** Begin Exercise data **

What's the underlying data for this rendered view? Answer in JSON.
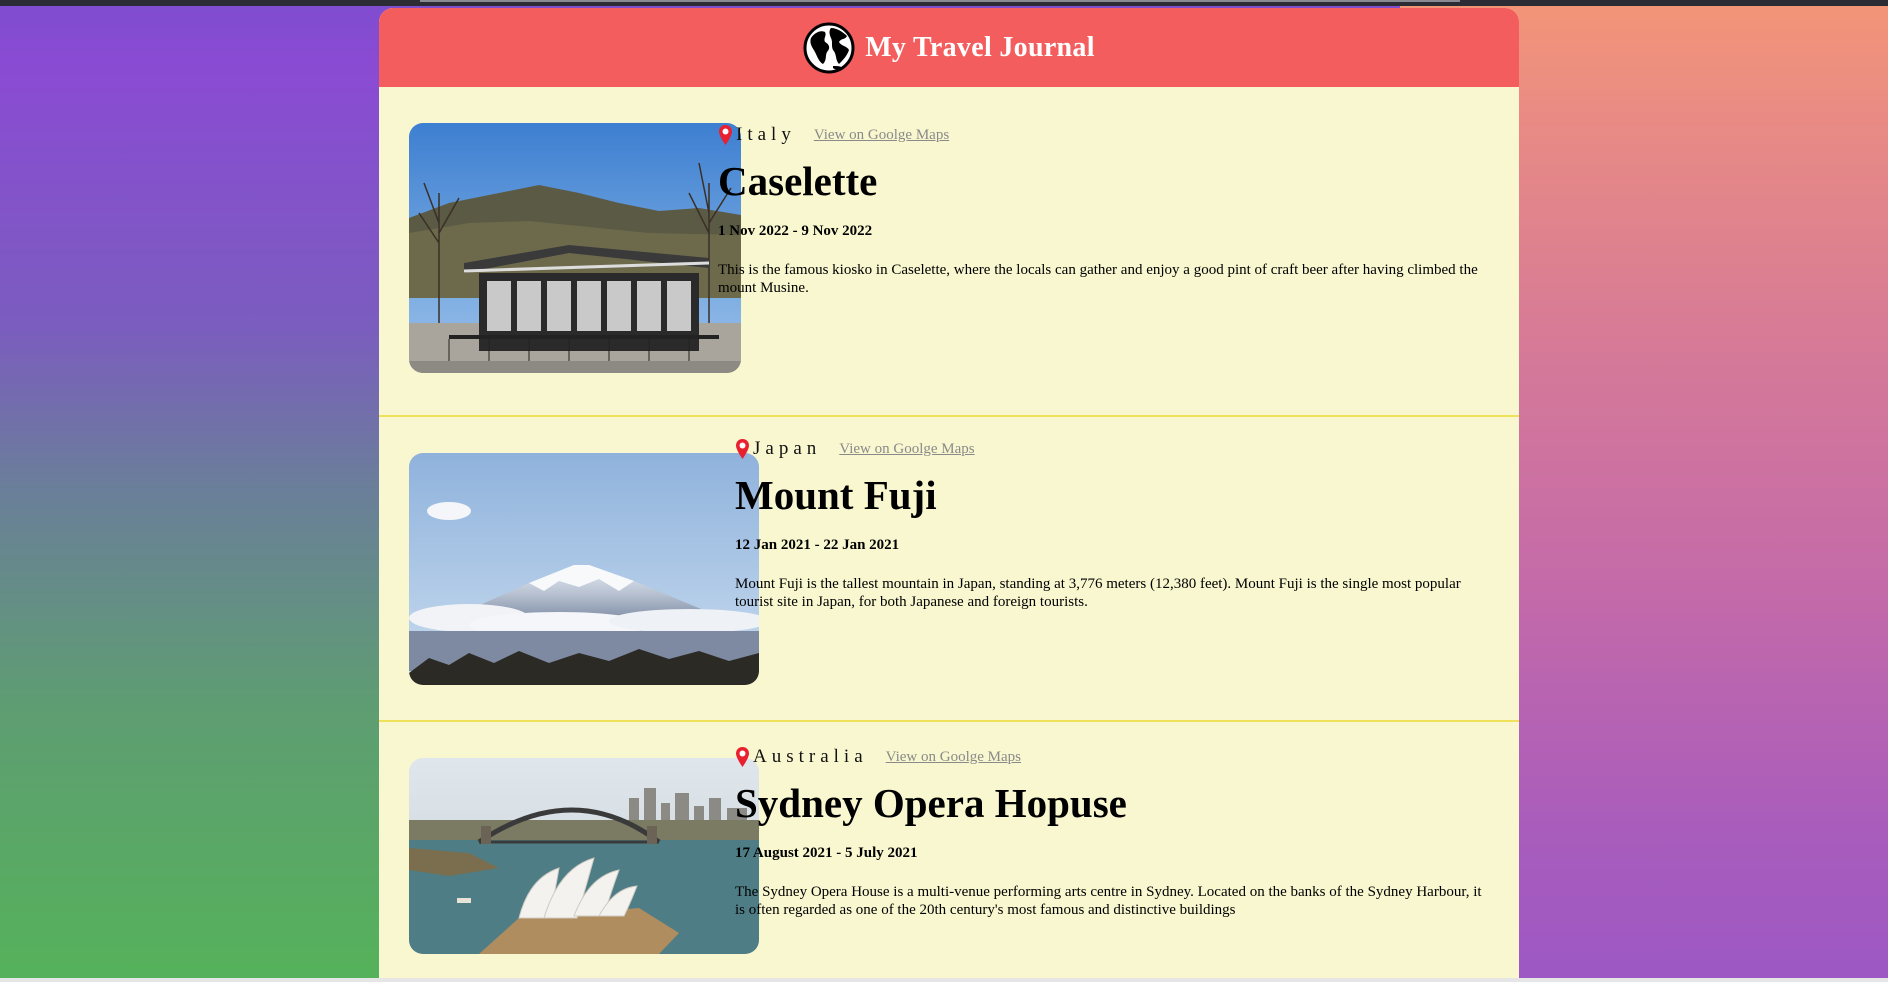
{
  "app": {
    "title": "My Travel Journal",
    "icon": "globe-icon",
    "header_color": "#f35d5d",
    "page_bg": "#f8f7cf",
    "divider_color": "#efe15a",
    "pin_color": "#e8202f"
  },
  "entries": [
    {
      "country": "Italy",
      "map_link": "View on Goolge Maps",
      "place": "Caselette",
      "dates": "1 Nov 2022 - 9 Nov 2022",
      "description": "This is the famous kiosko in Caselette, where the locals can gather and enjoy a good pint of craft beer after having climbed the mount Musine."
    },
    {
      "country": "Japan",
      "map_link": "View on Goolge Maps",
      "place": "Mount Fuji",
      "dates": "12 Jan 2021 - 22 Jan 2021",
      "description": "Mount Fuji is the tallest mountain in Japan, standing at 3,776 meters (12,380 feet). Mount Fuji is the single most popular tourist site in Japan, for both Japanese and foreign tourists."
    },
    {
      "country": "Australia",
      "map_link": "View on Goolge Maps",
      "place": "Sydney Opera Hopuse",
      "dates": "17 August 2021 - 5 July 2021",
      "description": "The Sydney Opera House is a multi-venue performing arts centre in Sydney. Located on the banks of the Sydney Harbour, it is often regarded as one of the 20th century's most famous and distinctive buildings"
    }
  ]
}
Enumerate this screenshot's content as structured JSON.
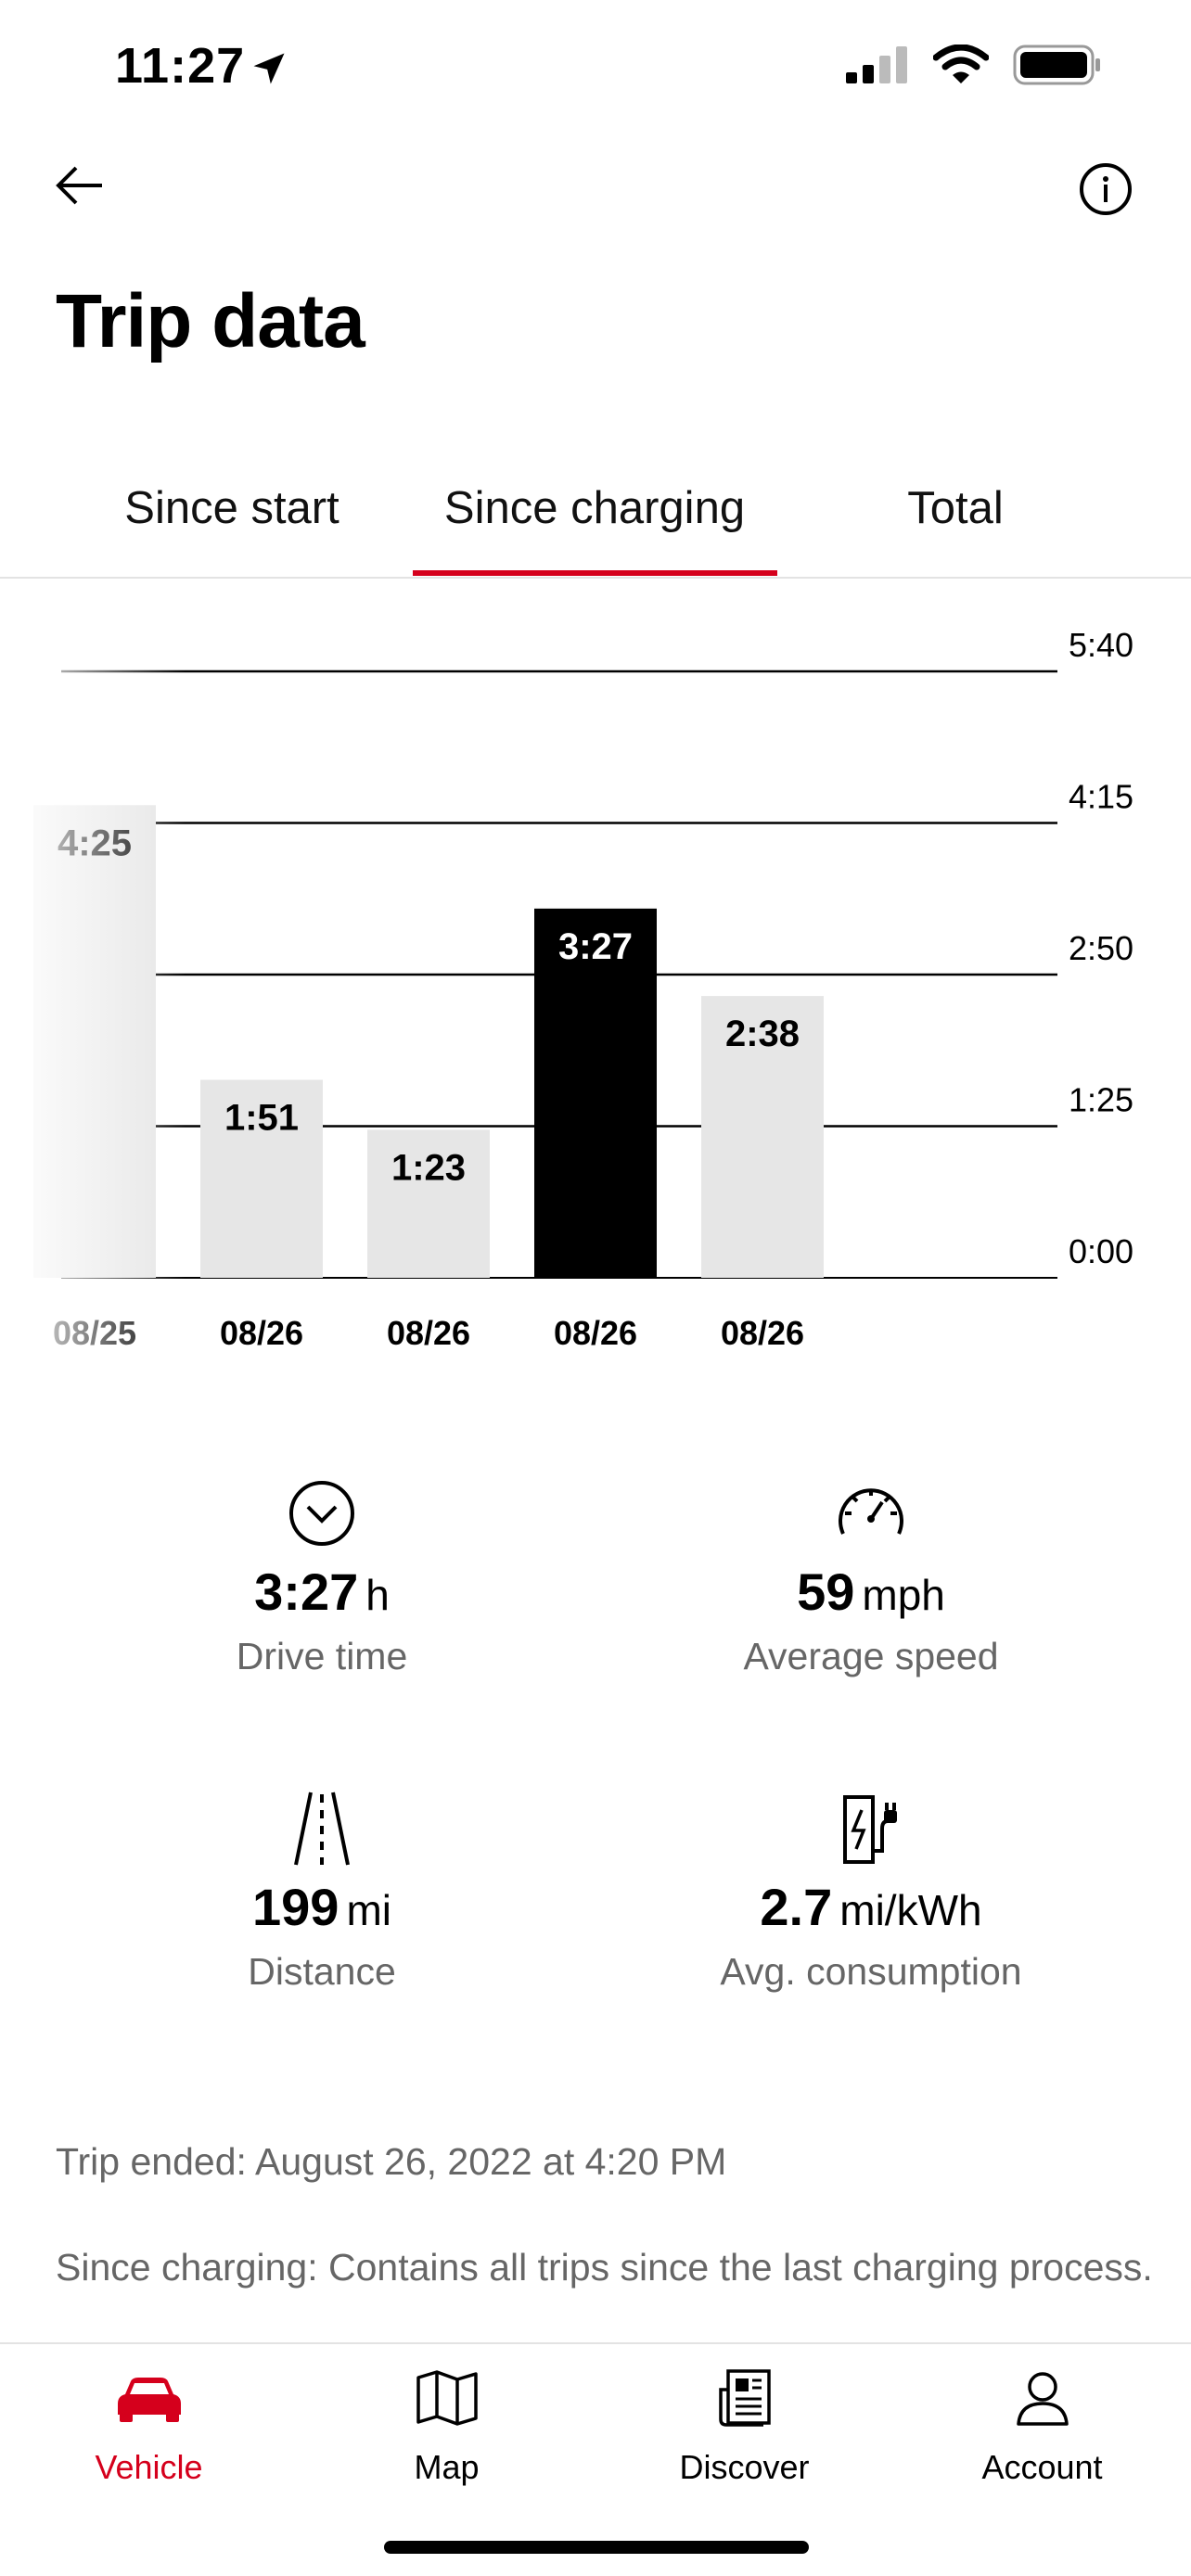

** End Exercise data **

_Exercise task_
Copy every line of the records above that holds the word "Caselette".

_Correct response_
      "place": "Caselette",
      "description": "This is the famous kiosko in Caselette, where the locals can gather and enjoy a good pint of craft beer after having climbed the mount Musine."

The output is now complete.